• WHAT TO WORK ON: Drop all images and give the records again exactly.
------ RECORDS FOR THE TASK ------
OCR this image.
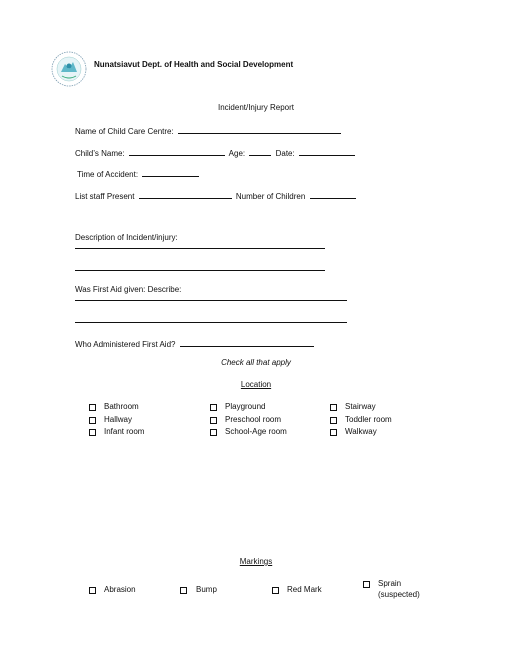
Nunatsiavut Dept. of Health and Social Development
Incident/Injury Report
Name of Child Care Centre:
Child’s Name:	Age:	Date:
Time of Accident:
List staff Present	Number of Children
Description of Incident/injury:
Was First Aid given: Describe:
Who Administered First Aid?
Check all that apply
Location
Bathroom	Playground	Stairway
Hallway	Preschool room	Toddler room
Infant room	School-Age room	Walkway
Markings
Abrasion	Bump	Red Mark
Sprain
(suspected)
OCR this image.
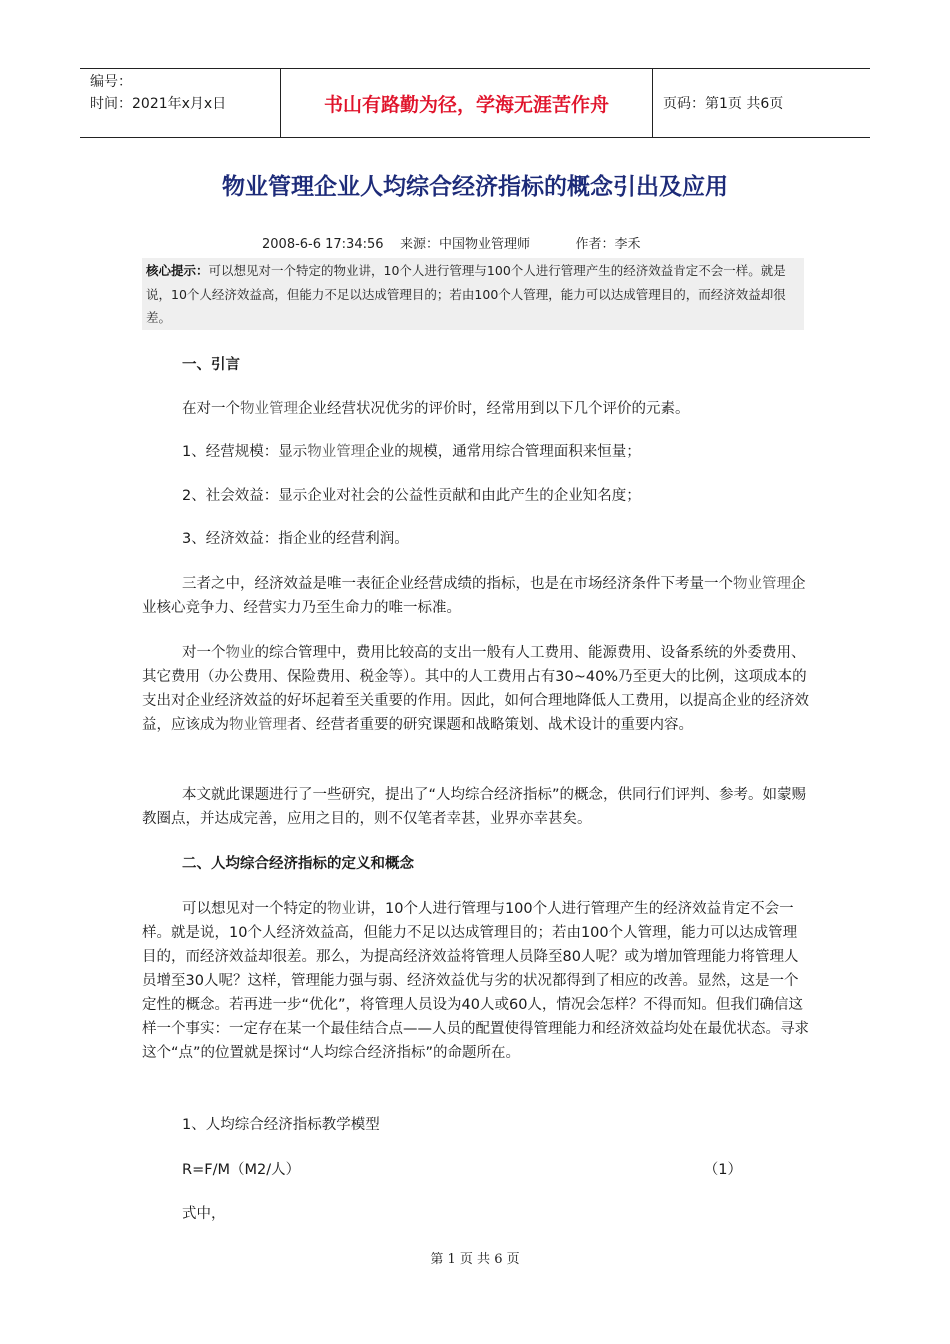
编号：
时间：2021年x月x日	书山有路勤为径，学海无涯苦作舟	页码：第1页 共6页
物业管理企业人均综合经济指标的概念引出及应用
2008-6-6 17:34:56    来源：中国物业管理师           作者：李禾
核心提示：可以想见对一个特定的物业讲，10个人进行管理与100个人进行管理产生的经济效益肯定不会一样。就是说，10个人经济效益高，但能力不足以达成管理目的；若由100个人管理，能力可以达成管理目的，而经济效益却很差。
一、引言
在对一个物业管理企业经营状况优劣的评价时，经常用到以下几个评价的元素。
1、经营规模：显示物业管理企业的规模，通常用综合管理面积来恒量；
2、社会效益：显示企业对社会的公益性贡献和由此产生的企业知名度；
3、经济效益：指企业的经营利润。
三者之中，经济效益是唯一表征企业经营成绩的指标，也是在市场经济条件下考量一个物业管理企业核心竞争力、经营实力乃至生命力的唯一标准。
对一个物业的综合管理中，费用比较高的支出一般有人工费用、能源费用、设备系统的外委费用、其它费用（办公费用、保险费用、税金等）。其中的人工费用占有30~40%乃至更大的比例，这项成本的支出对企业经济效益的好坏起着至关重要的作用。因此，如何合理地降低人工费用，以提高企业的经济效益，应该成为物业管理者、经营者重要的研究课题和战略策划、战术设计的重要内容。
本文就此课题进行了一些研究，提出了“人均综合经济指标”的概念，供同行们评判、参考。如蒙赐教圈点，并达成完善，应用之目的，则不仅笔者幸甚，业界亦幸甚矣。
二、人均综合经济指标的定义和概念
可以想见对一个特定的物业讲，10个人进行管理与100个人进行管理产生的经济效益肯定不会一样。就是说，10个人经济效益高，但能力不足以达成管理目的；若由100个人管理，能力可以达成管理目的，而经济效益却很差。那么，为提高经济效益将管理人员降至80人呢？或为增加管理能力将管理人员增至30人呢？这样，管理能力强与弱、经济效益优与劣的状况都得到了相应的改善。显然，这是一个定性的概念。若再进一步“优化”，将管理人员设为40人或60人，情况会怎样？不得而知。但我们确信这样一个事实：一定存在某一个最佳结合点——人员的配置使得管理能力和经济效益均处在最优状态。寻求这个“点”的位置就是探讨“人均综合经济指标”的命题所在。
1、人均综合经济指标教学模型
R=F/M（M2/人）	（1）
式中，
第 1 页 共 6 页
------
• THE RESPONSE:
OCR this image.
Nunatsiavut Dept. of Health and Social Development
Incident/Injury Report
Name of Child Care Centre:
Child’s Name:	Age:	Date:
Time of Accident:
List staff Present	Number of Children
Description of Incident/injury:
Was First Aid given: Describe:
Who Administered First Aid?
Check all that apply
Location
Bathroom	Playground	Stairway
Hallway	Preschool room	Toddler room
Infant room	School-Age room	Walkway
Markings
Abrasion	Bump	Red Mark
Sprain
(suspected)
OCR this image.
编号：
时间：2021年x月x日	书山有路勤为径，学海无涯苦作舟	页码：第1页 共6页
物业管理企业人均综合经济指标的概念引出及应用
2008-6-6 17:34:56    来源：中国物业管理师           作者：李禾
核心提示：可以想见对一个特定的物业讲，10个人进行管理与100个人进行管理产生的经济效益肯定不会一样。就是说，10个人经济效益高，但能力不足以达成管理目的；若由100个人管理，能力可以达成管理目的，而经济效益却很差。
一、引言
在对一个物业管理企业经营状况优劣的评价时，经常用到以下几个评价的元素。
1、经营规模：显示物业管理企业的规模，通常用综合管理面积来恒量；
2、社会效益：显示企业对社会的公益性贡献和由此产生的企业知名度；
3、经济效益：指企业的经营利润。
三者之中，经济效益是唯一表征企业经营成绩的指标，也是在市场经济条件下考量一个物业管理企业核心竞争力、经营实力乃至生命力的唯一标准。
对一个物业的综合管理中，费用比较高的支出一般有人工费用、能源费用、设备系统的外委费用、其它费用（办公费用、保险费用、税金等）。其中的人工费用占有30~40%乃至更大的比例，这项成本的支出对企业经济效益的好坏起着至关重要的作用。因此，如何合理地降低人工费用，以提高企业的经济效益，应该成为物业管理者、经营者重要的研究课题和战略策划、战术设计的重要内容。
本文就此课题进行了一些研究，提出了“人均综合经济指标”的概念，供同行们评判、参考。如蒙赐教圈点，并达成完善，应用之目的，则不仅笔者幸甚，业界亦幸甚矣。
二、人均综合经济指标的定义和概念
可以想见对一个特定的物业讲，10个人进行管理与100个人进行管理产生的经济效益肯定不会一样。就是说，10个人经济效益高，但能力不足以达成管理目的；若由100个人管理，能力可以达成管理目的，而经济效益却很差。那么，为提高经济效益将管理人员降至80人呢？或为增加管理能力将管理人员增至30人呢？这样，管理能力强与弱、经济效益优与劣的状况都得到了相应的改善。显然，这是一个定性的概念。若再进一步“优化”，将管理人员设为40人或60人，情况会怎样？不得而知。但我们确信这样一个事实：一定存在某一个最佳结合点——人员的配置使得管理能力和经济效益均处在最优状态。寻求这个“点”的位置就是探讨“人均综合经济指标”的命题所在。
1、人均综合经济指标教学模型
R=F/M（M2/人）	（1）
式中，
第 1 页 共 6 页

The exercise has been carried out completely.